## GIVEN PROBLEM
Update the lines from the one containing "Segment this screenshot: for" through the one containing "slice-value-label: 10,92%: [513, 1503, 682, 1559]" by changing "legend-label" to "legend-text" and leaving everything else as it is. Return only those lines.

## DATASET RECORDS
* Start *

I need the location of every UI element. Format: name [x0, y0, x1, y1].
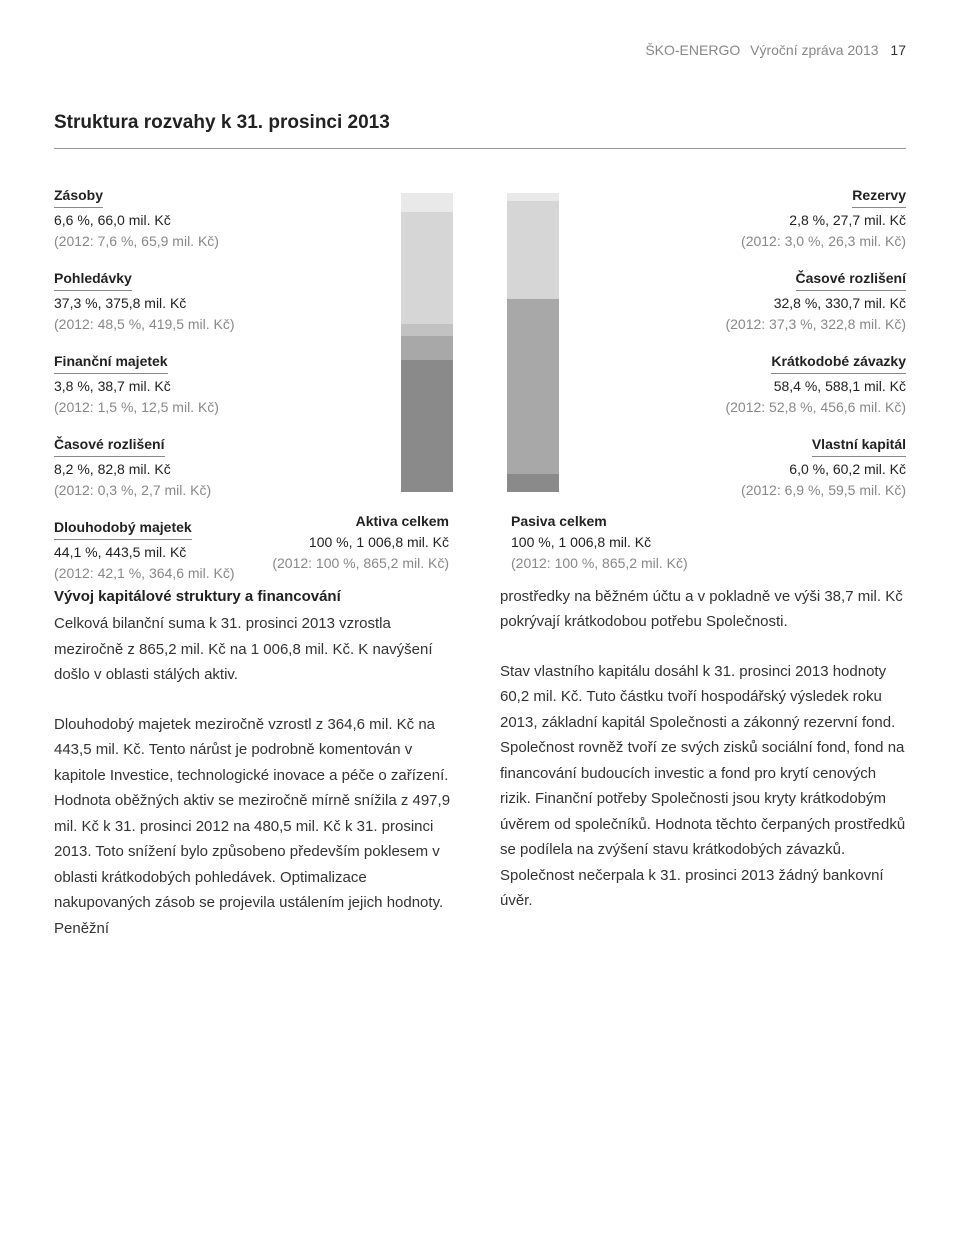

* End *
* Start *

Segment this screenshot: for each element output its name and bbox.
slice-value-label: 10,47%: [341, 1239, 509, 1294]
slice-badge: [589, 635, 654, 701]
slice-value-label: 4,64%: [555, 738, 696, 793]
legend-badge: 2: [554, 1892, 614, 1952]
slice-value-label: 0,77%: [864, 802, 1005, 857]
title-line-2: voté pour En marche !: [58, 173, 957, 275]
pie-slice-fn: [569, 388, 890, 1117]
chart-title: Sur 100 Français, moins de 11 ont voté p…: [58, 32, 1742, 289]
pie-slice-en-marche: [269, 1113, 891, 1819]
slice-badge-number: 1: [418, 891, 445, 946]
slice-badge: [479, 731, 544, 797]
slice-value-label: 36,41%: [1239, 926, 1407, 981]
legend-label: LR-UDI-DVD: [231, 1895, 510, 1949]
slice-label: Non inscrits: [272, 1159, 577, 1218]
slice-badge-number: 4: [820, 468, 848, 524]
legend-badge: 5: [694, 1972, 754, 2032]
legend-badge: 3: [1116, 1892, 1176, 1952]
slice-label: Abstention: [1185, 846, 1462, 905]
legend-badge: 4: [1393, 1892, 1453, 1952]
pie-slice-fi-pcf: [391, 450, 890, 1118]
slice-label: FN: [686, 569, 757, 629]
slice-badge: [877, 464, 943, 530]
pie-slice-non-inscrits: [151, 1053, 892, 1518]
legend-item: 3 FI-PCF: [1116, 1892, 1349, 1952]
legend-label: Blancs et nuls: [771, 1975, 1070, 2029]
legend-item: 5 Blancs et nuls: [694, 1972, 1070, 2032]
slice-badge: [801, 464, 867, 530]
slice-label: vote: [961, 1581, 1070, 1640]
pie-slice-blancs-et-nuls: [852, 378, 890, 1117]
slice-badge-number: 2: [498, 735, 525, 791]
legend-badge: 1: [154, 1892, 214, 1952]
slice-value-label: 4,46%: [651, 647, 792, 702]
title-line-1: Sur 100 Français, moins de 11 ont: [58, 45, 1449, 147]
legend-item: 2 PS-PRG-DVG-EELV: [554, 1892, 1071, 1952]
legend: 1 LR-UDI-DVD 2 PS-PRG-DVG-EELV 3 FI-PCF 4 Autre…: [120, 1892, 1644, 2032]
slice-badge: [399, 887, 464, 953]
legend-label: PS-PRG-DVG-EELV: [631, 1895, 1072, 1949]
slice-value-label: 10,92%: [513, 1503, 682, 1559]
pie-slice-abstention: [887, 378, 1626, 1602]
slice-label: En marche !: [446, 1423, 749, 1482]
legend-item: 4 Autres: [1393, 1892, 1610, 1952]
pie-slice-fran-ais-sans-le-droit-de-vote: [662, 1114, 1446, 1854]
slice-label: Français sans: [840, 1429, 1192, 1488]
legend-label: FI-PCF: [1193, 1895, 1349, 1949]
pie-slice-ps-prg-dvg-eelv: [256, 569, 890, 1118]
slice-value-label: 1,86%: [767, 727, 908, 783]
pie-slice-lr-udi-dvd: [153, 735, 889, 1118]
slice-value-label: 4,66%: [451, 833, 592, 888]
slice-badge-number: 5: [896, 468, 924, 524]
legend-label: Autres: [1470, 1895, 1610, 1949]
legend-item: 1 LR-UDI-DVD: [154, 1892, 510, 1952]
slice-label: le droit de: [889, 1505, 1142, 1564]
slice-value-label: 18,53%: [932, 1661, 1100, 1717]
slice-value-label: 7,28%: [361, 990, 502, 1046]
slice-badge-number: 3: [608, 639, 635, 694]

* End *

## IN RESPONSE
Segment this screenshot: for each element output its name and bbox.
slice-value-label: 10,47%: [341, 1239, 509, 1294]
slice-badge: [589, 635, 654, 701]
slice-value-label: 4,64%: [555, 738, 696, 793]
legend-badge: 2: [554, 1892, 614, 1952]
slice-value-label: 0,77%: [864, 802, 1005, 857]
title-line-2: voté pour En marche !: [58, 173, 957, 275]
pie-slice-fn: [569, 388, 890, 1117]
chart-title: Sur 100 Français, moins de 11 ont voté p…: [58, 32, 1742, 289]
pie-slice-en-marche: [269, 1113, 891, 1819]
slice-badge-number: 1: [418, 891, 445, 946]
slice-badge: [479, 731, 544, 797]
slice-value-label: 36,41%: [1239, 926, 1407, 981]
legend-text: LR-UDI-DVD: [231, 1895, 510, 1949]
slice-label: Non inscrits: [272, 1159, 577, 1218]
slice-badge-number: 4: [820, 468, 848, 524]
legend-badge: 5: [694, 1972, 754, 2032]
legend-badge: 3: [1116, 1892, 1176, 1952]
slice-label: Abstention: [1185, 846, 1462, 905]
legend-badge: 4: [1393, 1892, 1453, 1952]
pie-slice-fi-pcf: [391, 450, 890, 1118]
slice-label: FN: [686, 569, 757, 629]
slice-badge: [877, 464, 943, 530]
pie-slice-non-inscrits: [151, 1053, 892, 1518]
legend-item: 3 FI-PCF: [1116, 1892, 1349, 1952]
legend-text: Blancs et nuls: [771, 1975, 1070, 2029]
legend-item: 5 Blancs et nuls: [694, 1972, 1070, 2032]
slice-badge: [801, 464, 867, 530]
slice-label: vote: [961, 1581, 1070, 1640]
pie-slice-blancs-et-nuls: [852, 378, 890, 1117]
slice-badge-number: 2: [498, 735, 525, 791]
legend-badge: 1: [154, 1892, 214, 1952]
slice-value-label: 4,46%: [651, 647, 792, 702]
title-line-1: Sur 100 Français, moins de 11 ont: [58, 45, 1449, 147]
legend-item: 2 PS-PRG-DVG-EELV: [554, 1892, 1071, 1952]
legend: 1 LR-UDI-DVD 2 PS-PRG-DVG-EELV 3 FI-PCF 4 Autre…: [120, 1892, 1644, 2032]
slice-badge: [399, 887, 464, 953]
legend-text: PS-PRG-DVG-EELV: [631, 1895, 1072, 1949]
slice-value-label: 10,92%: [513, 1503, 682, 1559]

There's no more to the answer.